◆ **Requirement**
Copy out all the entries exactly.
* BEGIN Records provided *
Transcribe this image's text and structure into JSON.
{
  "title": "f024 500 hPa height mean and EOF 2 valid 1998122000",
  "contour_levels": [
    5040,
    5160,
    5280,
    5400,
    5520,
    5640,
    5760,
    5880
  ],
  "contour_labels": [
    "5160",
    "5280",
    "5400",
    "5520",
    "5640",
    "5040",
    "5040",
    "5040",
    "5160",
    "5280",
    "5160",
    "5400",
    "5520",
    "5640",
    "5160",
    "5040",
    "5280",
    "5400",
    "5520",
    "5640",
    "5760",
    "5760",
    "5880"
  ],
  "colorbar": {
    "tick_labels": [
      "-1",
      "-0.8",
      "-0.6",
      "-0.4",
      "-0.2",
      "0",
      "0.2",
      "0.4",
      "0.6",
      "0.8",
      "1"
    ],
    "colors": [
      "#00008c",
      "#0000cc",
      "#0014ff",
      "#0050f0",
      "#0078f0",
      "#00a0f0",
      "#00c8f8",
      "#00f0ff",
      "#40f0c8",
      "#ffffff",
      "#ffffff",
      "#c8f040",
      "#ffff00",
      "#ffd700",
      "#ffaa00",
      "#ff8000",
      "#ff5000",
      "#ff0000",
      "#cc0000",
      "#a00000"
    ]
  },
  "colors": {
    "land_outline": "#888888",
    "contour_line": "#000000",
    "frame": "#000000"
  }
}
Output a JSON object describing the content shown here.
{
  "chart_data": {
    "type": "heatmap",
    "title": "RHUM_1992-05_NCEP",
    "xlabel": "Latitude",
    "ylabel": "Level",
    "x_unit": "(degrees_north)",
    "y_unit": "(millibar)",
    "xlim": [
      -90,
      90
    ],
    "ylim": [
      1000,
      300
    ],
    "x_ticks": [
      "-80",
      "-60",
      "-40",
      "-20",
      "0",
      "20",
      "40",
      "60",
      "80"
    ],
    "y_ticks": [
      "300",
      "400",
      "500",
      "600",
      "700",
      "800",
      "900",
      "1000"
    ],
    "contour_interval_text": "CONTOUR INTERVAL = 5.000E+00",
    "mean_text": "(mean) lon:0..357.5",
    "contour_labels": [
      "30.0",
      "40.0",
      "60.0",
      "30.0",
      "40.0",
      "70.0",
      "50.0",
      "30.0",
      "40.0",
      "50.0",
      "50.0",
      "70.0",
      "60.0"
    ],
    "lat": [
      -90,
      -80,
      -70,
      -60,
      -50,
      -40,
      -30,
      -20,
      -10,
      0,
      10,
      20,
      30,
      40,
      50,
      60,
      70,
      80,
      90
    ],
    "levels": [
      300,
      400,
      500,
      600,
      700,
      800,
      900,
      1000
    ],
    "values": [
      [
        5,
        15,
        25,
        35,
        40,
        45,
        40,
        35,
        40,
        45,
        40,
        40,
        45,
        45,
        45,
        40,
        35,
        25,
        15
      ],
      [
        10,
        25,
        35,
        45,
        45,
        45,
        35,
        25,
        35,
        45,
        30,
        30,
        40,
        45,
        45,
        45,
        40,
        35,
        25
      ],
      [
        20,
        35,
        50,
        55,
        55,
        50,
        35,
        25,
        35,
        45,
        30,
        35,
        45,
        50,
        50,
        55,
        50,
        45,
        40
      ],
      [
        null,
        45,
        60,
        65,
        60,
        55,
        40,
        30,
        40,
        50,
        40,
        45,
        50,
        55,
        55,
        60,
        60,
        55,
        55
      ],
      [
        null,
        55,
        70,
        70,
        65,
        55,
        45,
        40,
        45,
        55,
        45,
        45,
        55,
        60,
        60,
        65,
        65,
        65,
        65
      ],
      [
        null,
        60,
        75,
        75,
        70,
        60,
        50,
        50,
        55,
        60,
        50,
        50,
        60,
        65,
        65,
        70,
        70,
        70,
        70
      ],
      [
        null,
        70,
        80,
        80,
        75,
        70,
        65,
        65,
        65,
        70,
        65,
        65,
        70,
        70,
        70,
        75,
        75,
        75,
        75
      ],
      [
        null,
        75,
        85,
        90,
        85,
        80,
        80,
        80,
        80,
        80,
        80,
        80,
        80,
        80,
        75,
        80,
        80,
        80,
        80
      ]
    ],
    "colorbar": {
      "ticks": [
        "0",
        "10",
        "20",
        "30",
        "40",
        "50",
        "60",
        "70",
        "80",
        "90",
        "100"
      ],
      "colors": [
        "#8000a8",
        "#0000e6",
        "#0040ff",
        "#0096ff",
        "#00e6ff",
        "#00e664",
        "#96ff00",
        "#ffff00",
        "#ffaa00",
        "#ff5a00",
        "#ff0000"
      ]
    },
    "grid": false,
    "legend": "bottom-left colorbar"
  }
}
* END Records provided *
◆ **Response to this task**
Transcribe this image's text and structure into JSON.
{
  "title": "f024 500 hPa height mean and EOF 2 valid 1998122000",
  "contour_levels": [
    5040,
    5160,
    5280,
    5400,
    5520,
    5640,
    5760,
    5880
  ],
  "contour_labels": [
    "5160",
    "5280",
    "5400",
    "5520",
    "5640",
    "5040",
    "5040",
    "5040",
    "5160",
    "5280",
    "5160",
    "5400",
    "5520",
    "5640",
    "5160",
    "5040",
    "5280",
    "5400",
    "5520",
    "5640",
    "5760",
    "5760",
    "5880"
  ],
  "colorbar": {
    "tick_labels": [
      "-1",
      "-0.8",
      "-0.6",
      "-0.4",
      "-0.2",
      "0",
      "0.2",
      "0.4",
      "0.6",
      "0.8",
      "1"
    ],
    "colors": [
      "#00008c",
      "#0000cc",
      "#0014ff",
      "#0050f0",
      "#0078f0",
      "#00a0f0",
      "#00c8f8",
      "#00f0ff",
      "#40f0c8",
      "#ffffff",
      "#ffffff",
      "#c8f040",
      "#ffff00",
      "#ffd700",
      "#ffaa00",
      "#ff8000",
      "#ff5000",
      "#ff0000",
      "#cc0000",
      "#a00000"
    ]
  },
  "colors": {
    "land_outline": "#888888",
    "contour_line": "#000000",
    "frame": "#000000"
  }
}
Output a JSON object describing the content shown here.
{
  "chart_data": {
    "type": "heatmap",
    "title": "RHUM_1992-05_NCEP",
    "xlabel": "Latitude",
    "ylabel": "Level",
    "x_unit": "(degrees_north)",
    "y_unit": "(millibar)",
    "xlim": [
      -90,
      90
    ],
    "ylim": [
      1000,
      300
    ],
    "x_ticks": [
      "-80",
      "-60",
      "-40",
      "-20",
      "0",
      "20",
      "40",
      "60",
      "80"
    ],
    "y_ticks": [
      "300",
      "400",
      "500",
      "600",
      "700",
      "800",
      "900",
      "1000"
    ],
    "contour_interval_text": "CONTOUR INTERVAL = 5.000E+00",
    "mean_text": "(mean) lon:0..357.5",
    "contour_labels": [
      "30.0",
      "40.0",
      "60.0",
      "30.0",
      "40.0",
      "70.0",
      "50.0",
      "30.0",
      "40.0",
      "50.0",
      "50.0",
      "70.0",
      "60.0"
    ],
    "lat": [
      -90,
      -80,
      -70,
      -60,
      -50,
      -40,
      -30,
      -20,
      -10,
      0,
      10,
      20,
      30,
      40,
      50,
      60,
      70,
      80,
      90
    ],
    "levels": [
      300,
      400,
      500,
      600,
      700,
      800,
      900,
      1000
    ],
    "values": [
      [
        5,
        15,
        25,
        35,
        40,
        45,
        40,
        35,
        40,
        45,
        40,
        40,
        45,
        45,
        45,
        40,
        35,
        25,
        15
      ],
      [
        10,
        25,
        35,
        45,
        45,
        45,
        35,
        25,
        35,
        45,
        30,
        30,
        40,
        45,
        45,
        45,
        40,
        35,
        25
      ],
      [
        20,
        35,
        50,
        55,
        55,
        50,
        35,
        25,
        35,
        45,
        30,
        35,
        45,
        50,
        50,
        55,
        50,
        45,
        40
      ],
      [
        null,
        45,
        60,
        65,
        60,
        55,
        40,
        30,
        40,
        50,
        40,
        45,
        50,
        55,
        55,
        60,
        60,
        55,
        55
      ],
      [
        null,
        55,
        70,
        70,
        65,
        55,
        45,
        40,
        45,
        55,
        45,
        45,
        55,
        60,
        60,
        65,
        65,
        65,
        65
      ],
      [
        null,
        60,
        75,
        75,
        70,
        60,
        50,
        50,
        55,
        60,
        50,
        50,
        60,
        65,
        65,
        70,
        70,
        70,
        70
      ],
      [
        null,
        70,
        80,
        80,
        75,
        70,
        65,
        65,
        65,
        70,
        65,
        65,
        70,
        70,
        70,
        75,
        75,
        75,
        75
      ],
      [
        null,
        75,
        85,
        90,
        85,
        80,
        80,
        80,
        80,
        80,
        80,
        80,
        80,
        80,
        75,
        80,
        80,
        80,
        80
      ]
    ],
    "colorbar": {
      "ticks": [
        "0",
        "10",
        "20",
        "30",
        "40",
        "50",
        "60",
        "70",
        "80",
        "90",
        "100"
      ],
      "colors": [
        "#8000a8",
        "#0000e6",
        "#0040ff",
        "#0096ff",
        "#00e6ff",
        "#00e664",
        "#96ff00",
        "#ffff00",
        "#ffaa00",
        "#ff5a00",
        "#ff0000"
      ]
    },
    "grid": false,
    "legend": "bottom-left colorbar"
  }
}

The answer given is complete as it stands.